DATA TO PROCESS.

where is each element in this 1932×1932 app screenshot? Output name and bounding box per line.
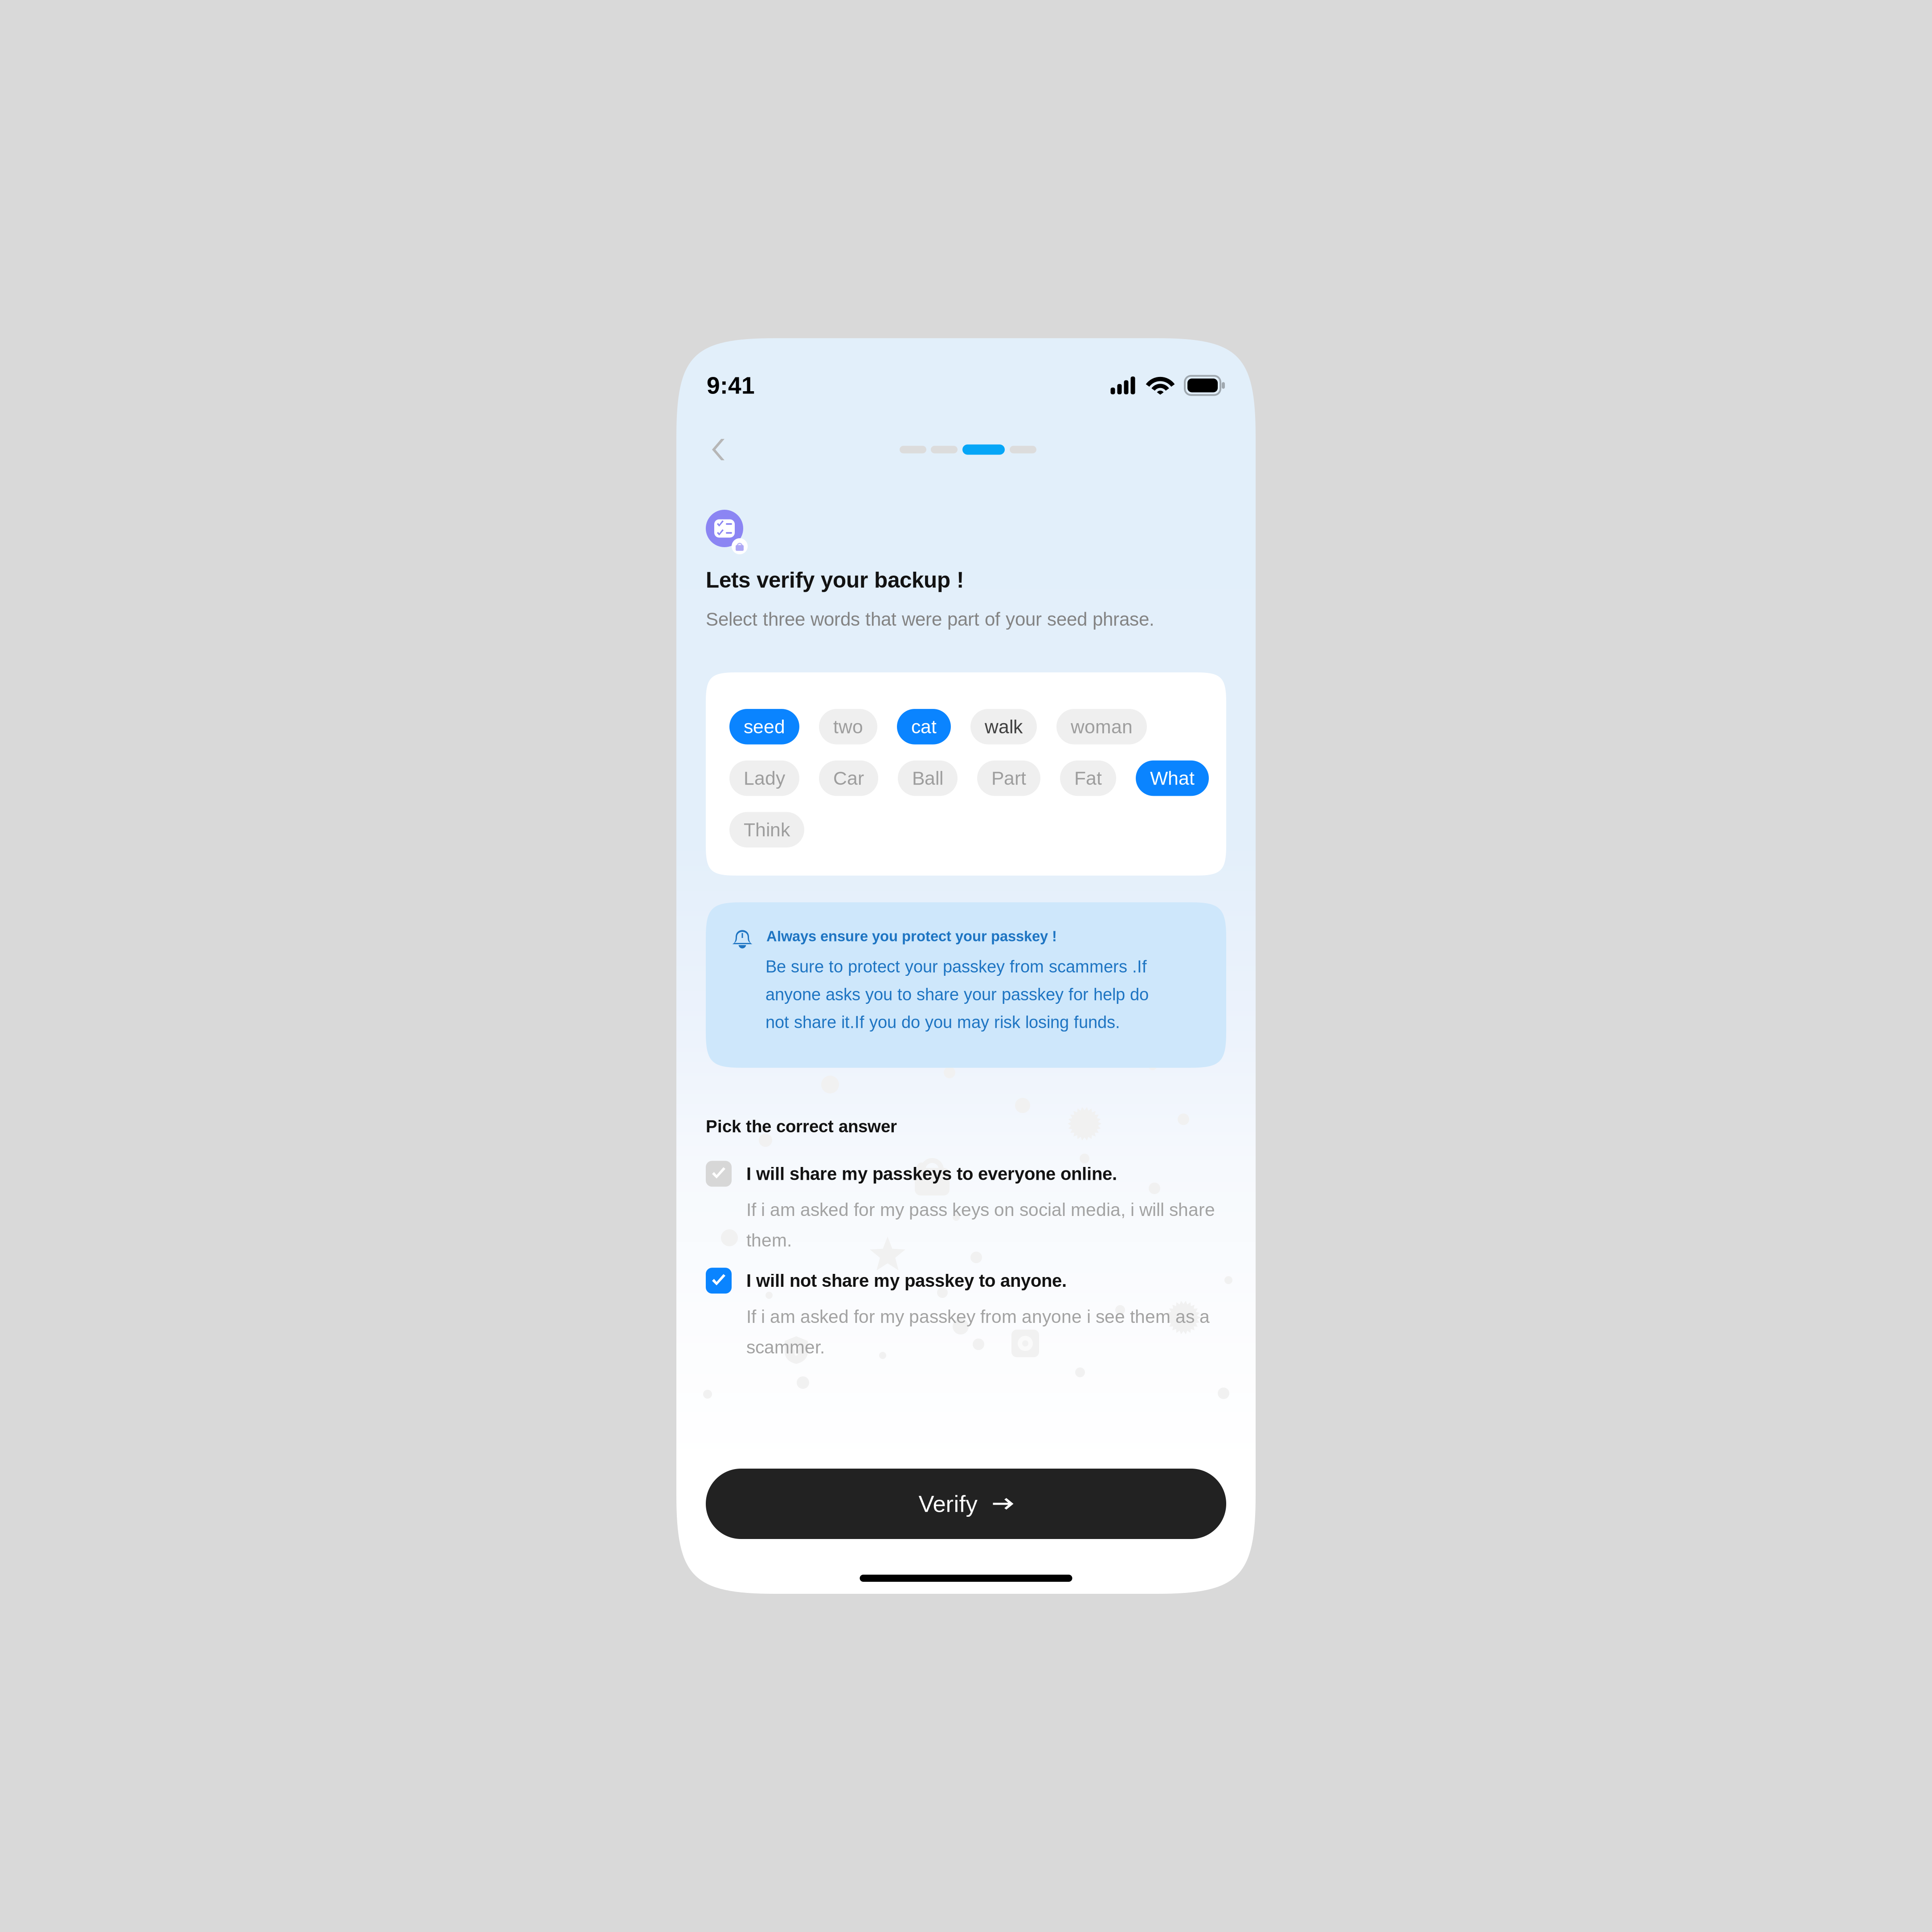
staticText: Car bbox=[833, 768, 864, 789]
button[interactable]: cat bbox=[897, 709, 951, 744]
staticText: Lady bbox=[744, 768, 785, 789]
button[interactable]: walk bbox=[970, 709, 1037, 744]
button[interactable]: What bbox=[1136, 760, 1209, 796]
staticText: Always ensure you protect your passkey ! bbox=[766, 928, 1057, 944]
button[interactable]: seed bbox=[729, 709, 799, 744]
button[interactable]: Verify bbox=[706, 1469, 1226, 1539]
staticText: woman bbox=[1071, 716, 1133, 737]
button[interactable]: woman bbox=[1056, 709, 1147, 744]
button[interactable]: I will not share my passkey to anyone. bbox=[706, 1268, 1226, 1357]
staticText: What bbox=[1150, 768, 1195, 789]
staticText: two bbox=[833, 716, 863, 737]
staticText: Ball bbox=[912, 768, 943, 789]
button[interactable]: two bbox=[819, 709, 877, 744]
staticText: 9:41 bbox=[707, 372, 755, 399]
staticText: If i am asked for my pass keys on social… bbox=[746, 1200, 1215, 1250]
button[interactable]: Lady bbox=[729, 760, 799, 796]
button[interactable]: Ball bbox=[898, 760, 958, 796]
staticText: Select three words that were part of you… bbox=[706, 609, 1154, 630]
button[interactable]: Think bbox=[729, 812, 804, 848]
staticText: cat bbox=[911, 716, 937, 737]
staticText: Part bbox=[991, 768, 1026, 789]
button[interactable]: I will share my passkeys to everyone onl… bbox=[706, 1161, 1226, 1250]
staticText: Lets verify your backup ! bbox=[706, 568, 964, 592]
staticText: I will not share my passkey to anyone. bbox=[746, 1271, 1067, 1291]
button[interactable]: Fat bbox=[1060, 760, 1116, 796]
staticText: Pick the correct answer bbox=[706, 1117, 897, 1136]
staticText: Fat bbox=[1074, 768, 1102, 789]
staticText: If i am asked for my passkey from anyone… bbox=[746, 1307, 1210, 1357]
staticText: I will share my passkeys to everyone onl… bbox=[746, 1164, 1117, 1184]
staticText: seed bbox=[744, 716, 785, 737]
button[interactable]: Part bbox=[977, 760, 1040, 796]
staticText: walk bbox=[985, 716, 1023, 737]
button[interactable]: Car bbox=[819, 760, 878, 796]
staticText: Verify bbox=[919, 1491, 977, 1517]
staticText: Be sure to protect your passkey from sca… bbox=[765, 957, 1149, 1032]
button[interactable]: Back bbox=[700, 426, 737, 473]
staticText: Think bbox=[744, 819, 790, 840]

WHAT TO PRODUCE. Rewrite all of the records with every "woman" changed to "girl" and everything else kept the same. Leave the pictures out of your answer.

TASK RESPONSE.
where is each element in this 1932×1932 app screenshot? Output name and bounding box per line.
staticText: Car bbox=[833, 768, 864, 789]
button[interactable]: cat bbox=[897, 709, 951, 744]
staticText: Lady bbox=[744, 768, 785, 789]
button[interactable]: walk bbox=[970, 709, 1037, 744]
button[interactable]: What bbox=[1136, 760, 1209, 796]
staticText: Always ensure you protect your passkey ! bbox=[766, 928, 1057, 944]
button[interactable]: seed bbox=[729, 709, 799, 744]
button[interactable]: Verify bbox=[706, 1469, 1226, 1539]
staticText: girl bbox=[1071, 716, 1133, 737]
button[interactable]: girl bbox=[1056, 709, 1147, 744]
button[interactable]: I will not share my passkey to anyone. bbox=[706, 1268, 1226, 1357]
staticText: What bbox=[1150, 768, 1195, 789]
staticText: two bbox=[833, 716, 863, 737]
staticText: Ball bbox=[912, 768, 943, 789]
button[interactable]: two bbox=[819, 709, 877, 744]
staticText: 9:41 bbox=[707, 372, 755, 399]
staticText: If i am asked for my pass keys on social… bbox=[746, 1200, 1215, 1250]
button[interactable]: Lady bbox=[729, 760, 799, 796]
button[interactable]: Ball bbox=[898, 760, 958, 796]
staticText: Select three words that were part of you… bbox=[706, 609, 1154, 630]
button[interactable]: Think bbox=[729, 812, 804, 848]
staticText: cat bbox=[911, 716, 937, 737]
staticText: Part bbox=[991, 768, 1026, 789]
button[interactable]: I will share my passkeys to everyone onl… bbox=[706, 1161, 1226, 1250]
staticText: Lets verify your backup ! bbox=[706, 568, 964, 592]
staticText: I will not share my passkey to anyone. bbox=[746, 1271, 1067, 1291]
button[interactable]: Fat bbox=[1060, 760, 1116, 796]
staticText: Pick the correct answer bbox=[706, 1117, 897, 1136]
staticText: Fat bbox=[1074, 768, 1102, 789]
staticText: If i am asked for my passkey from anyone… bbox=[746, 1307, 1210, 1357]
staticText: I will share my passkeys to everyone onl… bbox=[746, 1164, 1117, 1184]
staticText: seed bbox=[744, 716, 785, 737]
button[interactable]: Part bbox=[977, 760, 1040, 796]
staticText: walk bbox=[985, 716, 1023, 737]
button[interactable]: Car bbox=[819, 760, 878, 796]
staticText: Verify bbox=[919, 1491, 977, 1517]
staticText: Be sure to protect your passkey from sca… bbox=[765, 957, 1149, 1032]
button[interactable]: Back bbox=[700, 426, 737, 473]
staticText: Think bbox=[744, 819, 790, 840]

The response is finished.